Work instructions → Render every entry verbatim.

The data →

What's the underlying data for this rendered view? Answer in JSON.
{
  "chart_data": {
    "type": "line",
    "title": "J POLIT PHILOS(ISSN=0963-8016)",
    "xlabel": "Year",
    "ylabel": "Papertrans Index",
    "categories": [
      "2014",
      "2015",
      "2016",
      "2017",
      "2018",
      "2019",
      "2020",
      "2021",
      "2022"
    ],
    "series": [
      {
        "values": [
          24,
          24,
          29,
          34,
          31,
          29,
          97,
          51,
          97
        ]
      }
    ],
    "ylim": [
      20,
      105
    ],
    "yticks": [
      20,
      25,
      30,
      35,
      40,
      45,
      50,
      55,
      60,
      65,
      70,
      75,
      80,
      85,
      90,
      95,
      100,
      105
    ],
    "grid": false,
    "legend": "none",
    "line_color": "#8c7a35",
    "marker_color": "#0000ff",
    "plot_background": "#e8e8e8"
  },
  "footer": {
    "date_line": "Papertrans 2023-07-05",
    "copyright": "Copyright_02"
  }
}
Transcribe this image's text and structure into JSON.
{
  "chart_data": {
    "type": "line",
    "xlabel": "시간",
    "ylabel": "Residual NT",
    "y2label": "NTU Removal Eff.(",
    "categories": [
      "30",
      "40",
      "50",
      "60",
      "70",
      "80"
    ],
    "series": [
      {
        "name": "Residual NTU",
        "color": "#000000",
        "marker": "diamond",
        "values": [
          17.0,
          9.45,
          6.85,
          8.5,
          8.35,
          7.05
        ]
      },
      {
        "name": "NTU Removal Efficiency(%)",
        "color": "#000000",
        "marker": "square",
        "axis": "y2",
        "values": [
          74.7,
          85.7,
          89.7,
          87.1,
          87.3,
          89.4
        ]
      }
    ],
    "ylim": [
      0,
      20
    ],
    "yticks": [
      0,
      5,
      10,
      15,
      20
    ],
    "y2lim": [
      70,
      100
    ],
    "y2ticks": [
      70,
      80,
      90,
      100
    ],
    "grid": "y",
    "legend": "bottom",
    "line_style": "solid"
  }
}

Result below →
What's the underlying data for this rendered view? Answer in JSON.
{
  "chart_data": {
    "type": "line",
    "title": "J POLIT PHILOS(ISSN=0963-8016)",
    "xlabel": "Year",
    "ylabel": "Papertrans Index",
    "categories": [
      "2014",
      "2015",
      "2016",
      "2017",
      "2018",
      "2019",
      "2020",
      "2021",
      "2022"
    ],
    "series": [
      {
        "values": [
          24,
          24,
          29,
          34,
          31,
          29,
          97,
          51,
          97
        ]
      }
    ],
    "ylim": [
      20,
      105
    ],
    "yticks": [
      20,
      25,
      30,
      35,
      40,
      45,
      50,
      55,
      60,
      65,
      70,
      75,
      80,
      85,
      90,
      95,
      100,
      105
    ],
    "grid": false,
    "legend": "none",
    "line_color": "#8c7a35",
    "marker_color": "#0000ff",
    "plot_background": "#e8e8e8"
  },
  "footer": {
    "date_line": "Papertrans 2023-07-05",
    "copyright": "Copyright_02"
  }
}
Transcribe this image's text and structure into JSON.
{
  "chart_data": {
    "type": "line",
    "xlabel": "시간",
    "ylabel": "Residual NT",
    "y2label": "NTU Removal Eff.(",
    "categories": [
      "30",
      "40",
      "50",
      "60",
      "70",
      "80"
    ],
    "series": [
      {
        "name": "Residual NTU",
        "color": "#000000",
        "marker": "diamond",
        "values": [
          17.0,
          9.45,
          6.85,
          8.5,
          8.35,
          7.05
        ]
      },
      {
        "name": "NTU Removal Efficiency(%)",
        "color": "#000000",
        "marker": "square",
        "axis": "y2",
        "values": [
          74.7,
          85.7,
          89.7,
          87.1,
          87.3,
          89.4
        ]
      }
    ],
    "ylim": [
      0,
      20
    ],
    "yticks": [
      0,
      5,
      10,
      15,
      20
    ],
    "y2lim": [
      70,
      100
    ],
    "y2ticks": [
      70,
      80,
      90,
      100
    ],
    "grid": "y",
    "legend": "bottom",
    "line_style": "solid"
  }
}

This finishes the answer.